[Extracted records]

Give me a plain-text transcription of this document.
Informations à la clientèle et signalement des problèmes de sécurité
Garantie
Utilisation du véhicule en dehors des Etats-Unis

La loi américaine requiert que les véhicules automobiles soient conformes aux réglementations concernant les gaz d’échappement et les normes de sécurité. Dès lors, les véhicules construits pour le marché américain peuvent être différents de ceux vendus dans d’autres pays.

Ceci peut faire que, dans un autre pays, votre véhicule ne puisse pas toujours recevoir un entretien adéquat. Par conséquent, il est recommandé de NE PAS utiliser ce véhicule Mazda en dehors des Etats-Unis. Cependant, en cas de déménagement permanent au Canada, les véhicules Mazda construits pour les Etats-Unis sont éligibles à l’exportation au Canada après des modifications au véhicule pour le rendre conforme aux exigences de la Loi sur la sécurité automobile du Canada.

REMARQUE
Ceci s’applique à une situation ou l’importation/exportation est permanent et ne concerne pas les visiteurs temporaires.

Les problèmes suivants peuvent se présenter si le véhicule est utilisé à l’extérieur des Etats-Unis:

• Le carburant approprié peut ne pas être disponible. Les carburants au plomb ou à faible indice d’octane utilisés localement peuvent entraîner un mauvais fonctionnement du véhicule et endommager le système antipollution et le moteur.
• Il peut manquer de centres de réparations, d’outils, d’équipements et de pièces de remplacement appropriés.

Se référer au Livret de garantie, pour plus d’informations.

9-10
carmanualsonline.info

■ Task instructions:
Write out every line exactly as it stands.

■ Solution to this problem:
Give me a plain-text transcription of this document.
Informations à la clientèle et signalement des problèmes de sécurité
Garantie
Utilisation du véhicule en dehors des Etats-Unis

La loi américaine requiert que les véhicules automobiles soient conformes aux réglementations concernant les gaz d’échappement et les normes de sécurité. Dès lors, les véhicules construits pour le marché américain peuvent être différents de ceux vendus dans d’autres pays.

Ceci peut faire que, dans un autre pays, votre véhicule ne puisse pas toujours recevoir un entretien adéquat. Par conséquent, il est recommandé de NE PAS utiliser ce véhicule Mazda en dehors des Etats-Unis. Cependant, en cas de déménagement permanent au Canada, les véhicules Mazda construits pour les Etats-Unis sont éligibles à l’exportation au Canada après des modifications au véhicule pour le rendre conforme aux exigences de la Loi sur la sécurité automobile du Canada.

REMARQUE
Ceci s’applique à une situation ou l’importation/exportation est permanent et ne concerne pas les visiteurs temporaires.

Les problèmes suivants peuvent se présenter si le véhicule est utilisé à l’extérieur des Etats-Unis:

• Le carburant approprié peut ne pas être disponible. Les carburants au plomb ou à faible indice d’octane utilisés localement peuvent entraîner un mauvais fonctionnement du véhicule et endommager le système antipollution et le moteur.
• Il peut manquer de centres de réparations, d’outils, d’équipements et de pièces de remplacement appropriés.

Se référer au Livret de garantie, pour plus d’informations.

9-10
carmanualsonline.info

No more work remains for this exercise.